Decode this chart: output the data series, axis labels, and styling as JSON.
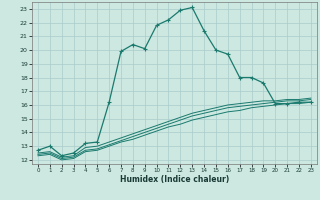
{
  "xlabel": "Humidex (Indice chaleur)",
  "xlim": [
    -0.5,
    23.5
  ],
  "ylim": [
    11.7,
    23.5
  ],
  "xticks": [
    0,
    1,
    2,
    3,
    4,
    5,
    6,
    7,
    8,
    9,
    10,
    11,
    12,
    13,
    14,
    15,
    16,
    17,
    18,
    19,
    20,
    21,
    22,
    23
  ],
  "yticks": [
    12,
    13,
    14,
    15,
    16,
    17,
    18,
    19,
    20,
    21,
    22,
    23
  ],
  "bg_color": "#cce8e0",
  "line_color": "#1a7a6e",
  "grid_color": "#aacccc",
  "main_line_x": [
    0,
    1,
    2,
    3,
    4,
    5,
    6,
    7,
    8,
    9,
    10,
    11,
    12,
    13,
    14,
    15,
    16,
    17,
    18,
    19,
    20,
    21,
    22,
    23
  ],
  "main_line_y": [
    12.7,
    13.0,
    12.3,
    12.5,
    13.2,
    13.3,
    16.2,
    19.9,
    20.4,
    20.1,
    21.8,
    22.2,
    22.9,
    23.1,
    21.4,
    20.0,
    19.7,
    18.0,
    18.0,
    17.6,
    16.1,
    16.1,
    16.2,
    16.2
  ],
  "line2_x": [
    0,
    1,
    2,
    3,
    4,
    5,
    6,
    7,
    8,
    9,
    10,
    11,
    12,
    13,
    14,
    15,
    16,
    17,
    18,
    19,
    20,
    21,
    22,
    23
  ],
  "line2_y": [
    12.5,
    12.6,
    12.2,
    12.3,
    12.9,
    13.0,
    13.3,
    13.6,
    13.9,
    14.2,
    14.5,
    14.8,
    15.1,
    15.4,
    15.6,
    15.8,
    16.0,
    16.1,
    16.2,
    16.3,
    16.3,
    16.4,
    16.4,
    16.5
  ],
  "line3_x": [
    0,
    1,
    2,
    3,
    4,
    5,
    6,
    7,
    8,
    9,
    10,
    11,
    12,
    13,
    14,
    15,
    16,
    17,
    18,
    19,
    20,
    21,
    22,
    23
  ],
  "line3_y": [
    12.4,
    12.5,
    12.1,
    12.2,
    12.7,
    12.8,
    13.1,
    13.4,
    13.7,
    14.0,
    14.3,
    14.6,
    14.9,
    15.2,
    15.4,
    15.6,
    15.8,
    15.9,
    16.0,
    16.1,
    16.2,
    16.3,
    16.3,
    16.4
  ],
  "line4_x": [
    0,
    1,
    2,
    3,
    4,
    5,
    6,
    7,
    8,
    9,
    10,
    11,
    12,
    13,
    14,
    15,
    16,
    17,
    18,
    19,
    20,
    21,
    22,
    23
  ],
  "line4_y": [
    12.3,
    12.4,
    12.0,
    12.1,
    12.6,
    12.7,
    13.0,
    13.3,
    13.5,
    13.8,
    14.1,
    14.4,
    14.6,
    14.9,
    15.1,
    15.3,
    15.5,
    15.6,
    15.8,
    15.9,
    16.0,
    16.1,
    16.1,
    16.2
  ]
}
-=-=-
■ **Exercise objective**: Omitting all images, retype each line of the records precisely.

■ **Final answer**:
Decode this chart: output the data series, axis labels, and styling as JSON.
{
  "xlabel": "Humidex (Indice chaleur)",
  "xlim": [
    -0.5,
    23.5
  ],
  "ylim": [
    11.7,
    23.5
  ],
  "xticks": [
    0,
    1,
    2,
    3,
    4,
    5,
    6,
    7,
    8,
    9,
    10,
    11,
    12,
    13,
    14,
    15,
    16,
    17,
    18,
    19,
    20,
    21,
    22,
    23
  ],
  "yticks": [
    12,
    13,
    14,
    15,
    16,
    17,
    18,
    19,
    20,
    21,
    22,
    23
  ],
  "bg_color": "#cce8e0",
  "line_color": "#1a7a6e",
  "grid_color": "#aacccc",
  "main_line_x": [
    0,
    1,
    2,
    3,
    4,
    5,
    6,
    7,
    8,
    9,
    10,
    11,
    12,
    13,
    14,
    15,
    16,
    17,
    18,
    19,
    20,
    21,
    22,
    23
  ],
  "main_line_y": [
    12.7,
    13.0,
    12.3,
    12.5,
    13.2,
    13.3,
    16.2,
    19.9,
    20.4,
    20.1,
    21.8,
    22.2,
    22.9,
    23.1,
    21.4,
    20.0,
    19.7,
    18.0,
    18.0,
    17.6,
    16.1,
    16.1,
    16.2,
    16.2
  ],
  "line2_x": [
    0,
    1,
    2,
    3,
    4,
    5,
    6,
    7,
    8,
    9,
    10,
    11,
    12,
    13,
    14,
    15,
    16,
    17,
    18,
    19,
    20,
    21,
    22,
    23
  ],
  "line2_y": [
    12.5,
    12.6,
    12.2,
    12.3,
    12.9,
    13.0,
    13.3,
    13.6,
    13.9,
    14.2,
    14.5,
    14.8,
    15.1,
    15.4,
    15.6,
    15.8,
    16.0,
    16.1,
    16.2,
    16.3,
    16.3,
    16.4,
    16.4,
    16.5
  ],
  "line3_x": [
    0,
    1,
    2,
    3,
    4,
    5,
    6,
    7,
    8,
    9,
    10,
    11,
    12,
    13,
    14,
    15,
    16,
    17,
    18,
    19,
    20,
    21,
    22,
    23
  ],
  "line3_y": [
    12.4,
    12.5,
    12.1,
    12.2,
    12.7,
    12.8,
    13.1,
    13.4,
    13.7,
    14.0,
    14.3,
    14.6,
    14.9,
    15.2,
    15.4,
    15.6,
    15.8,
    15.9,
    16.0,
    16.1,
    16.2,
    16.3,
    16.3,
    16.4
  ],
  "line4_x": [
    0,
    1,
    2,
    3,
    4,
    5,
    6,
    7,
    8,
    9,
    10,
    11,
    12,
    13,
    14,
    15,
    16,
    17,
    18,
    19,
    20,
    21,
    22,
    23
  ],
  "line4_y": [
    12.3,
    12.4,
    12.0,
    12.1,
    12.6,
    12.7,
    13.0,
    13.3,
    13.5,
    13.8,
    14.1,
    14.4,
    14.6,
    14.9,
    15.1,
    15.3,
    15.5,
    15.6,
    15.8,
    15.9,
    16.0,
    16.1,
    16.1,
    16.2
  ]
}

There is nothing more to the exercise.